→ **What needs to be done**: Reproduce every line of the material below word for word, leaving out the pictures.

→ **Data records**:
━━━
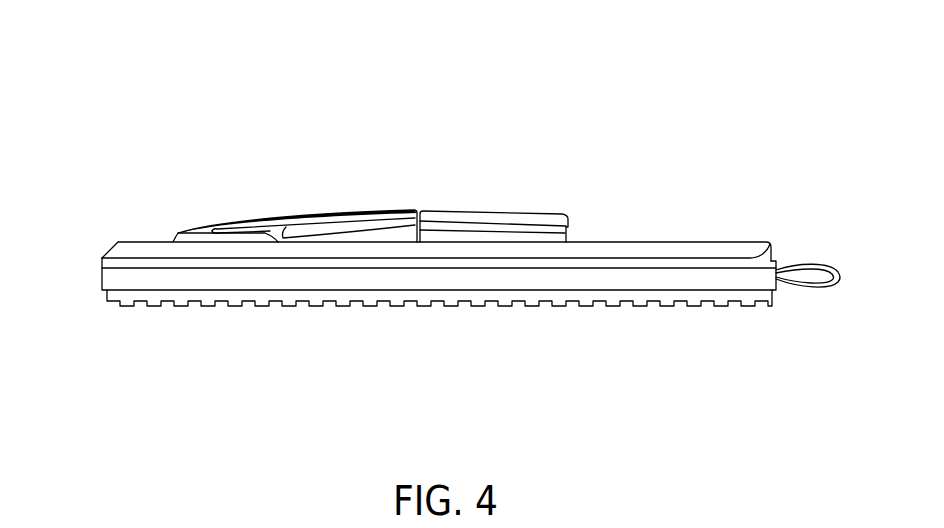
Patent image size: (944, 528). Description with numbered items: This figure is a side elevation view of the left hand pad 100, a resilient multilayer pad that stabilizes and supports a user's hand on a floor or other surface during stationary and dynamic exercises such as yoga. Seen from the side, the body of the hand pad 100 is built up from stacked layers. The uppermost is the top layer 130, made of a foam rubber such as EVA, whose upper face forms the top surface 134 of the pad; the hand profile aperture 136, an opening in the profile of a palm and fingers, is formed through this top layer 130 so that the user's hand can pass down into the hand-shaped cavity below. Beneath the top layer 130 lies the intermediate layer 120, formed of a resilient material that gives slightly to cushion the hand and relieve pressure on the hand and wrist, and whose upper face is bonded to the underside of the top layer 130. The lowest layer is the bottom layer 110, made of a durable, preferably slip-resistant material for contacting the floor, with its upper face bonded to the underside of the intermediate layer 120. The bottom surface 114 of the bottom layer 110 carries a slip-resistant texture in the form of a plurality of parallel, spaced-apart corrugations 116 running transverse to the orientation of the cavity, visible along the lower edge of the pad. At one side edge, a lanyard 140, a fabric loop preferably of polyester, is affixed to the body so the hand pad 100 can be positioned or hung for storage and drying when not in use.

The hand pad 100 is at (534, 104).
The bottom layer 110 is at (426, 336).
The bottom surface 114 is at (439, 336).
The corrugations 116 is at (255, 308).
The intermediate layer 120 is at (100, 277).
The top layer 130 is at (103, 256).
The top surface 134 is at (181, 232).
The hand profile aperture 136 is at (362, 211).
The lanyard 140 is at (792, 268).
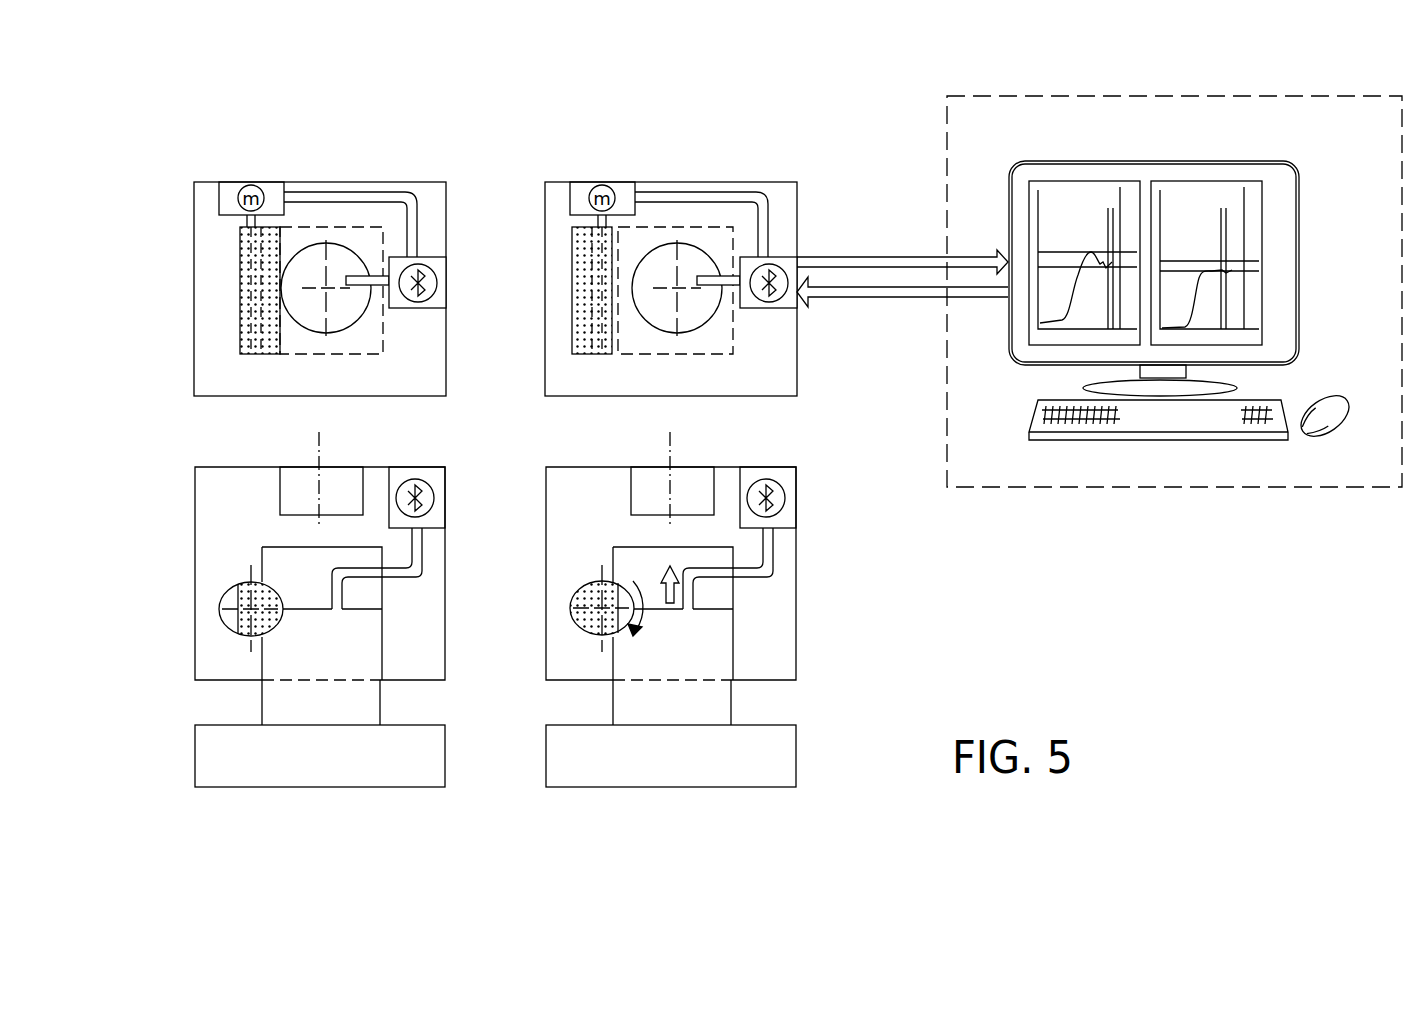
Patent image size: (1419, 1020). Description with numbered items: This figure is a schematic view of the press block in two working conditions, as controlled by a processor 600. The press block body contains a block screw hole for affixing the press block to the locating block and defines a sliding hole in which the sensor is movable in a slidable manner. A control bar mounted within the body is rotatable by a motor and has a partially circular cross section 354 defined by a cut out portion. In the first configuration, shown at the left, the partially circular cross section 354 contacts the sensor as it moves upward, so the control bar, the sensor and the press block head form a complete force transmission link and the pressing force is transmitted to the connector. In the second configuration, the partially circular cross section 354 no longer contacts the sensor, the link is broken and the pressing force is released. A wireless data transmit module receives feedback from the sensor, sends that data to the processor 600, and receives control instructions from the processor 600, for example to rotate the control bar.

The partially circular cross section 354 is at (247, 583).
The processor 600 is at (1172, 160).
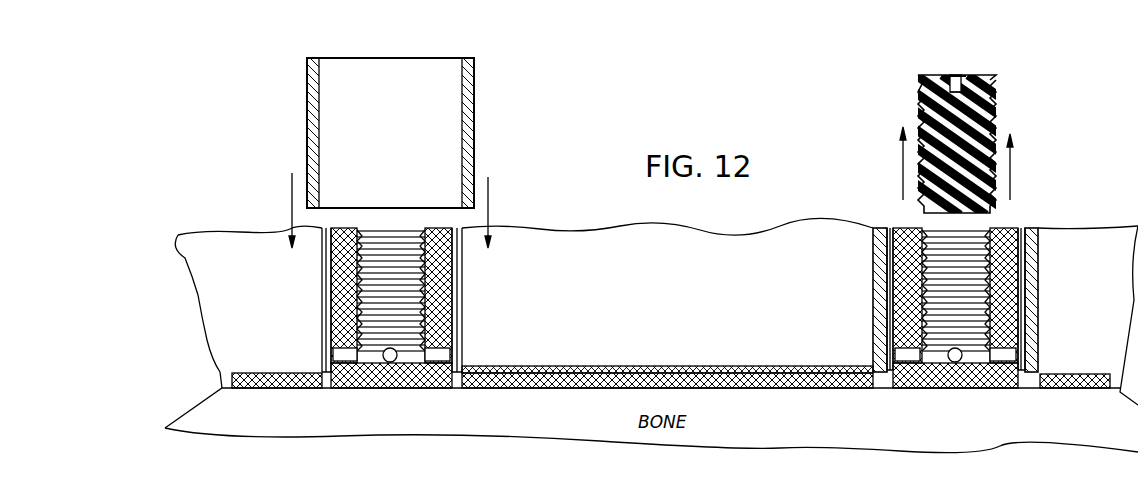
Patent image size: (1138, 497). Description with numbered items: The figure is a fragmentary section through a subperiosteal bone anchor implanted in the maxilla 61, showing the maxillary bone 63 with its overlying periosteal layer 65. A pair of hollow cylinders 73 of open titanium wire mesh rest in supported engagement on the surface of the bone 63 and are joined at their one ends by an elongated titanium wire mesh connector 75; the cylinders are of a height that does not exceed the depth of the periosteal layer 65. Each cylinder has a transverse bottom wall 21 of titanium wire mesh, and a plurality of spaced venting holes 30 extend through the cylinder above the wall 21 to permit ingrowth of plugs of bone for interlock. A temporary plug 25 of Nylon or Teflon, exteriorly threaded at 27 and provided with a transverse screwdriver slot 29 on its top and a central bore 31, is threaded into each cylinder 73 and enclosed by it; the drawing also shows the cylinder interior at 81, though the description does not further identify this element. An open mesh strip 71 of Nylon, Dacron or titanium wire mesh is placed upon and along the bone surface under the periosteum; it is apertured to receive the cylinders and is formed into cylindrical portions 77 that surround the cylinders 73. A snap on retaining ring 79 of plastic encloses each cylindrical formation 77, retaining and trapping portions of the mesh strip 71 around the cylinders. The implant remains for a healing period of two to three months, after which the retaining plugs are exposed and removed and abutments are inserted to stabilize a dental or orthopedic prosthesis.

The transverse bottom wall 21 is at (412, 378).
The plug 25 is at (965, 76).
The exterior threads 27 is at (992, 126).
The screwdriver slot 29 is at (948, 76).
The venting holes 30 is at (333, 352).
The central bore 31 is at (950, 92).
The maxilla 61 is at (261, 232).
The maxillary bone 63 is at (236, 418).
The periosteal layer 65 is at (300, 378).
The open mesh strip 71 is at (266, 372).
The wire mesh cylinders 73 is at (458, 288).
The wire mesh connector 75 is at (765, 366).
The cylindrical portions 77 is at (463, 318).
The snap on retaining ring 79 is at (470, 110).
The internal threads 81 is at (380, 240).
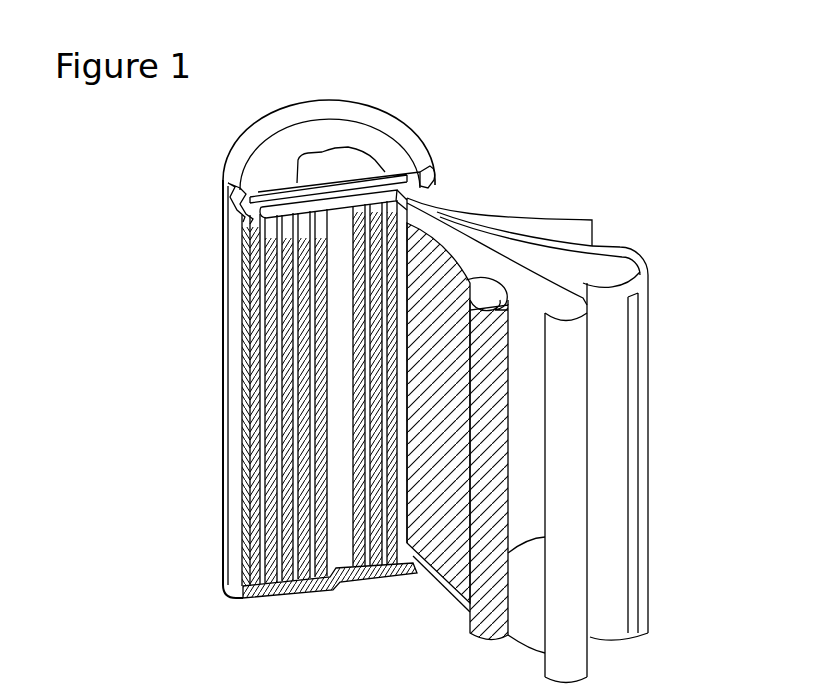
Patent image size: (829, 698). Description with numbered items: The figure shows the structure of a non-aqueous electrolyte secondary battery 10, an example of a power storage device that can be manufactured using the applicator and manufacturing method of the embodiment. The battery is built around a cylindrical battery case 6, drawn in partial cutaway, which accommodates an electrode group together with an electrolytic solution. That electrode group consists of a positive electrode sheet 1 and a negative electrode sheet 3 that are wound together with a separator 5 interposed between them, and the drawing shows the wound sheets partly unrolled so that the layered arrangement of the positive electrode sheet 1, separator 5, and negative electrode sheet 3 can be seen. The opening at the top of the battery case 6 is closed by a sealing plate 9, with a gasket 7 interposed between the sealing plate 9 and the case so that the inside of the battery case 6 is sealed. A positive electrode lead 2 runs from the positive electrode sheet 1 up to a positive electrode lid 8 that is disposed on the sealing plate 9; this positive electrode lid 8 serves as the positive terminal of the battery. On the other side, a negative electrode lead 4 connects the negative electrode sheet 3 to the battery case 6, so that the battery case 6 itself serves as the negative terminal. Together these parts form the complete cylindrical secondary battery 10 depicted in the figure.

The positive electrode sheet 1 is at (547, 535).
The positive electrode lead 2 is at (440, 189).
The negative electrode sheet 3 is at (648, 335).
The negative electrode lead 4 is at (637, 410).
The separator 5 is at (538, 283).
The battery case 6 is at (248, 413).
The gasket 7 is at (223, 185).
The positive electrode lid 8 is at (345, 128).
The sealing plate 9 is at (379, 142).
The non-aqueous electrolyte secondary battery 10 is at (470, 136).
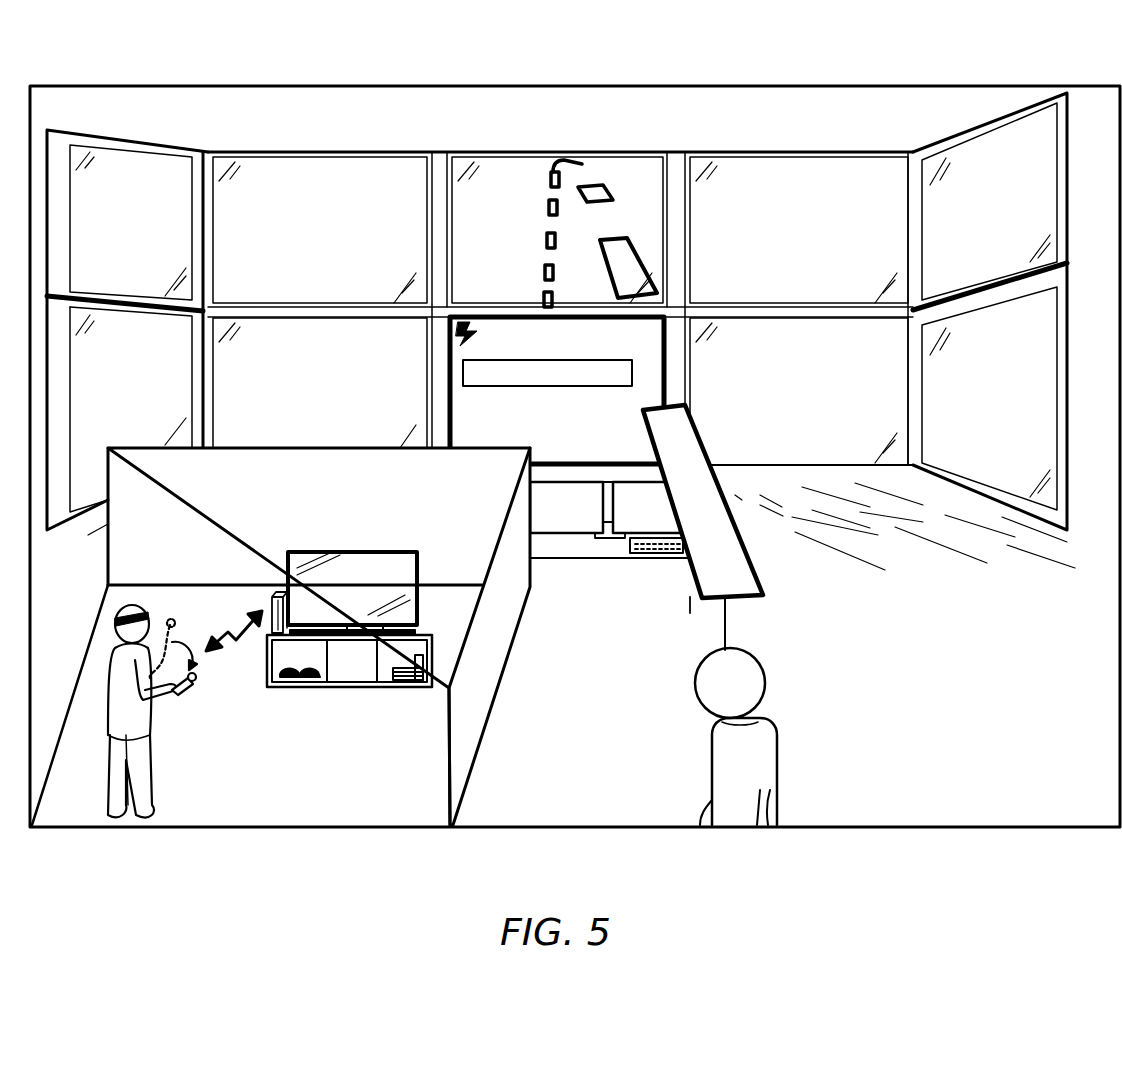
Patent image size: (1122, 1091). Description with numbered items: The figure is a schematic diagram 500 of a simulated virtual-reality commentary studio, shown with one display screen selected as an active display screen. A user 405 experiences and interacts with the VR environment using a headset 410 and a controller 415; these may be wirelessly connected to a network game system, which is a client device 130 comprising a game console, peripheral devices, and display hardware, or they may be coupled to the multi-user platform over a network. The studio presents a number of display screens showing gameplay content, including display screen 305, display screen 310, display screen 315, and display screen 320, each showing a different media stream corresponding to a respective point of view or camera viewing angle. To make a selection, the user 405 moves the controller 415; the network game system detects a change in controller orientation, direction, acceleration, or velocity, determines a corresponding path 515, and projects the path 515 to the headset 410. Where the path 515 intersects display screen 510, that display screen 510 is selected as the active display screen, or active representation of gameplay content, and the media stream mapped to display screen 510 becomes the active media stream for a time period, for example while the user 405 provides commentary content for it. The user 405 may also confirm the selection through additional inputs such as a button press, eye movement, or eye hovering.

The schematic diagram 500 is at (576, 431).
The display screen 305 is at (320, 383).
The display screen 310 is at (320, 230).
The display screen 315 is at (557, 232).
The display screen 320 is at (799, 230).
The display screen 510 is at (557, 390).
The path 515 is at (690, 463).
The headset 410 is at (145, 587).
The client device 130 is at (263, 593).
The controller 415 is at (197, 680).
The user 405 is at (135, 757).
━━━
→ **Result of this exercise**:
Patent image size: (944, 528). Description with numbered items: This figure is a side elevation view of the left hand pad 100, a resilient multilayer pad that stabilizes and supports a user's hand on a floor or other surface during stationary and dynamic exercises such as yoga. Seen from the side, the body of the hand pad 100 is built up from stacked layers. The uppermost is the top layer 130, made of a foam rubber such as EVA, whose upper face forms the top surface 134 of the pad; the hand profile aperture 136, an opening in the profile of a palm and fingers, is formed through this top layer 130 so that the user's hand can pass down into the hand-shaped cavity below. Beneath the top layer 130 lies the intermediate layer 120, formed of a resilient material that gives slightly to cushion the hand and relieve pressure on the hand and wrist, and whose upper face is bonded to the underside of the top layer 130. The lowest layer is the bottom layer 110, made of a durable, preferably slip-resistant material for contacting the floor, with its upper face bonded to the underside of the intermediate layer 120. The bottom surface 114 of the bottom layer 110 carries a slip-resistant texture in the form of a plurality of parallel, spaced-apart corrugations 116 running transverse to the orientation of the cavity, visible along the lower edge of the pad. At one side edge, a lanyard 140, a fabric loop preferably of polyester, is affixed to the body so the hand pad 100 can be positioned or hung for storage and drying when not in use.

The hand pad 100 is at (534, 104).
The bottom layer 110 is at (426, 336).
The bottom surface 114 is at (439, 336).
The corrugations 116 is at (255, 308).
The intermediate layer 120 is at (100, 277).
The top layer 130 is at (103, 256).
The top surface 134 is at (181, 232).
The hand profile aperture 136 is at (362, 211).
The lanyard 140 is at (792, 268).
Patent image size: (1419, 1020). Description with numbered items: This figure is a schematic view of the press block in two working conditions, as controlled by a processor 600. The press block body contains a block screw hole for affixing the press block to the locating block and defines a sliding hole in which the sensor is movable in a slidable manner. A control bar mounted within the body is rotatable by a motor and has a partially circular cross section 354 defined by a cut out portion. In the first configuration, shown at the left, the partially circular cross section 354 contacts the sensor as it moves upward, so the control bar, the sensor and the press block head form a complete force transmission link and the pressing force is transmitted to the connector. In the second configuration, the partially circular cross section 354 no longer contacts the sensor, the link is broken and the pressing force is released. A wireless data transmit module receives feedback from the sensor, sends that data to the processor 600, and receives control instructions from the processor 600, for example to rotate the control bar.

The partially circular cross section 354 is at (247, 583).
The processor 600 is at (1172, 160).
Patent image size: (1138, 497). Description with numbered items: The figure is a fragmentary section through a subperiosteal bone anchor implanted in the maxilla 61, showing the maxillary bone 63 with its overlying periosteal layer 65. A pair of hollow cylinders 73 of open titanium wire mesh rest in supported engagement on the surface of the bone 63 and are joined at their one ends by an elongated titanium wire mesh connector 75; the cylinders are of a height that does not exceed the depth of the periosteal layer 65. Each cylinder has a transverse bottom wall 21 of titanium wire mesh, and a plurality of spaced venting holes 30 extend through the cylinder above the wall 21 to permit ingrowth of plugs of bone for interlock. A temporary plug 25 of Nylon or Teflon, exteriorly threaded at 27 and provided with a transverse screwdriver slot 29 on its top and a central bore 31, is threaded into each cylinder 73 and enclosed by it; the drawing also shows the cylinder interior at 81, though the description does not further identify this element. An open mesh strip 71 of Nylon, Dacron or titanium wire mesh is placed upon and along the bone surface under the periosteum; it is apertured to receive the cylinders and is formed into cylindrical portions 77 that surround the cylinders 73. A snap on retaining ring 79 of plastic encloses each cylindrical formation 77, retaining and trapping portions of the mesh strip 71 around the cylinders. The implant remains for a healing period of two to three months, after which the retaining plugs are exposed and removed and abutments are inserted to stabilize a dental or orthopedic prosthesis.

The transverse bottom wall 21 is at (412, 378).
The plug 25 is at (965, 76).
The exterior threads 27 is at (992, 126).
The screwdriver slot 29 is at (948, 76).
The venting holes 30 is at (333, 352).
The central bore 31 is at (950, 92).
The maxilla 61 is at (261, 232).
The maxillary bone 63 is at (236, 418).
The periosteal layer 65 is at (300, 378).
The open mesh strip 71 is at (266, 372).
The wire mesh cylinders 73 is at (458, 288).
The wire mesh connector 75 is at (765, 366).
The cylindrical portions 77 is at (463, 318).
The snap on retaining ring 79 is at (470, 110).
The internal threads 81 is at (380, 240).
Patent image size: (829, 698). Description with numbered items: The figure shows the structure of a non-aqueous electrolyte secondary battery 10, an example of a power storage device that can be manufactured using the applicator and manufacturing method of the embodiment. The battery is built around a cylindrical battery case 6, drawn in partial cutaway, which accommodates an electrode group together with an electrolytic solution. That electrode group consists of a positive electrode sheet 1 and a negative electrode sheet 3 that are wound together with a separator 5 interposed between them, and the drawing shows the wound sheets partly unrolled so that the layered arrangement of the positive electrode sheet 1, separator 5, and negative electrode sheet 3 can be seen. The opening at the top of the battery case 6 is closed by a sealing plate 9, with a gasket 7 interposed between the sealing plate 9 and the case so that the inside of the battery case 6 is sealed. A positive electrode lead 2 runs from the positive electrode sheet 1 up to a positive electrode lid 8 that is disposed on the sealing plate 9; this positive electrode lid 8 serves as the positive terminal of the battery. On the other side, a negative electrode lead 4 connects the negative electrode sheet 3 to the battery case 6, so that the battery case 6 itself serves as the negative terminal. Together these parts form the complete cylindrical secondary battery 10 depicted in the figure.

The positive electrode sheet 1 is at (547, 535).
The positive electrode lead 2 is at (440, 189).
The negative electrode sheet 3 is at (648, 335).
The negative electrode lead 4 is at (637, 410).
The separator 5 is at (538, 283).
The battery case 6 is at (248, 413).
The gasket 7 is at (223, 185).
The positive electrode lid 8 is at (345, 128).
The sealing plate 9 is at (379, 142).
The non-aqueous electrolyte secondary battery 10 is at (470, 136).
Patent image size: (1122, 1091). Description with numbered items: The figure is a schematic diagram 500 of a simulated virtual-reality commentary studio, shown with one display screen selected as an active display screen. A user 405 experiences and interacts with the VR environment using a headset 410 and a controller 415; these may be wirelessly connected to a network game system, which is a client device 130 comprising a game console, peripheral devices, and display hardware, or they may be coupled to the multi-user platform over a network. The studio presents a number of display screens showing gameplay content, including display screen 305, display screen 310, display screen 315, and display screen 320, each showing a different media stream corresponding to a respective point of view or camera viewing angle. To make a selection, the user 405 moves the controller 415; the network game system detects a change in controller orientation, direction, acceleration, or velocity, determines a corresponding path 515, and projects the path 515 to the headset 410. Where the path 515 intersects display screen 510, that display screen 510 is selected as the active display screen, or active representation of gameplay content, and the media stream mapped to display screen 510 becomes the active media stream for a time period, for example while the user 405 provides commentary content for it. The user 405 may also confirm the selection through additional inputs such as a button press, eye movement, or eye hovering.

The schematic diagram 500 is at (576, 431).
The display screen 305 is at (320, 383).
The display screen 310 is at (320, 230).
The display screen 315 is at (557, 232).
The display screen 320 is at (799, 230).
The display screen 510 is at (557, 390).
The path 515 is at (690, 463).
The headset 410 is at (145, 587).
The client device 130 is at (263, 593).
The controller 415 is at (197, 680).
The user 405 is at (135, 757).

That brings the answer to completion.